**Exercise requirements:**
Set the whole listing down again, word for word, with no pictures.

START Record excerpts

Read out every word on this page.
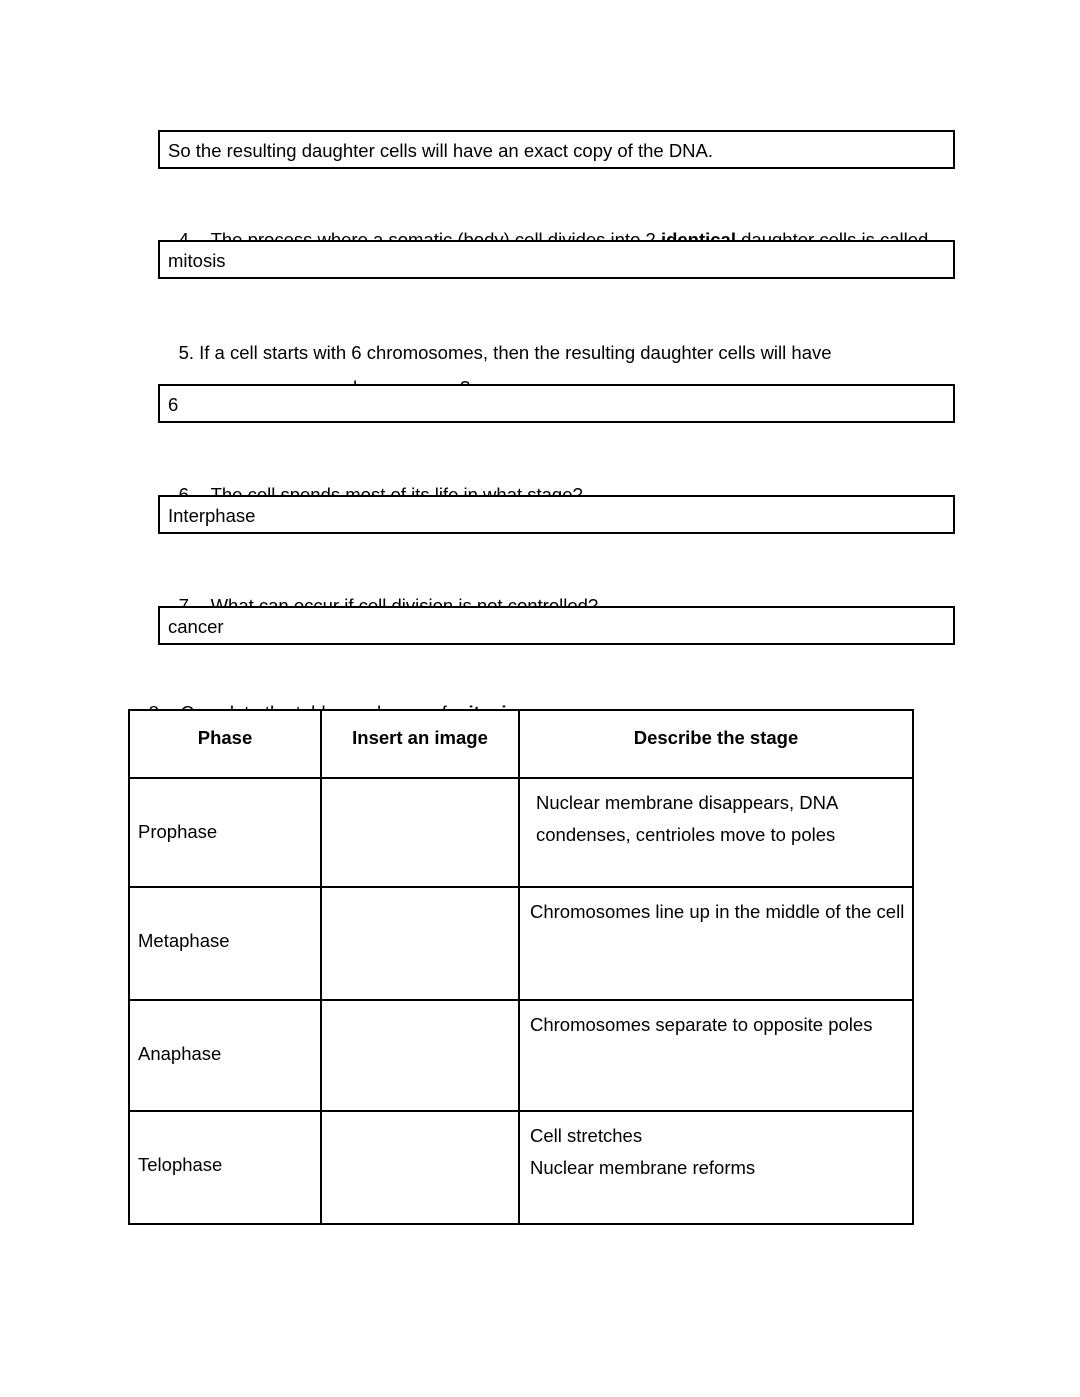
So the resulting daughter cells will have an exact copy of the DNA.

mitosis

5. If a cell starts with 6 chromosomes, then the resulting daughter cells will have

6

Interphase

cancer

Phase	Insert an image	Describe the stage

Prophase		Nuclear membrane disappears, DNA
condenses, centrioles move to poles

Metaphase		Chromosomes line up in the middle of the cell

Anaphase		Chromosomes separate to opposite poles

Telophase		Cell stretches
Nuclear membrane reforms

END Record excerpts

**Exercise solution:**
Read out every word on this page.
So the resulting daughter cells will have an exact copy of the DNA.

mitosis

5. If a cell starts with 6 chromosomes, then the resulting daughter cells will have

6

Interphase

cancer

Phase	Insert an image	Describe the stage

Prophase		Nuclear membrane disappears, DNA
condenses, centrioles move to poles

Metaphase		Chromosomes line up in the middle of the cell

Anaphase		Chromosomes separate to opposite poles

Telophase		Cell stretches
Nuclear membrane reforms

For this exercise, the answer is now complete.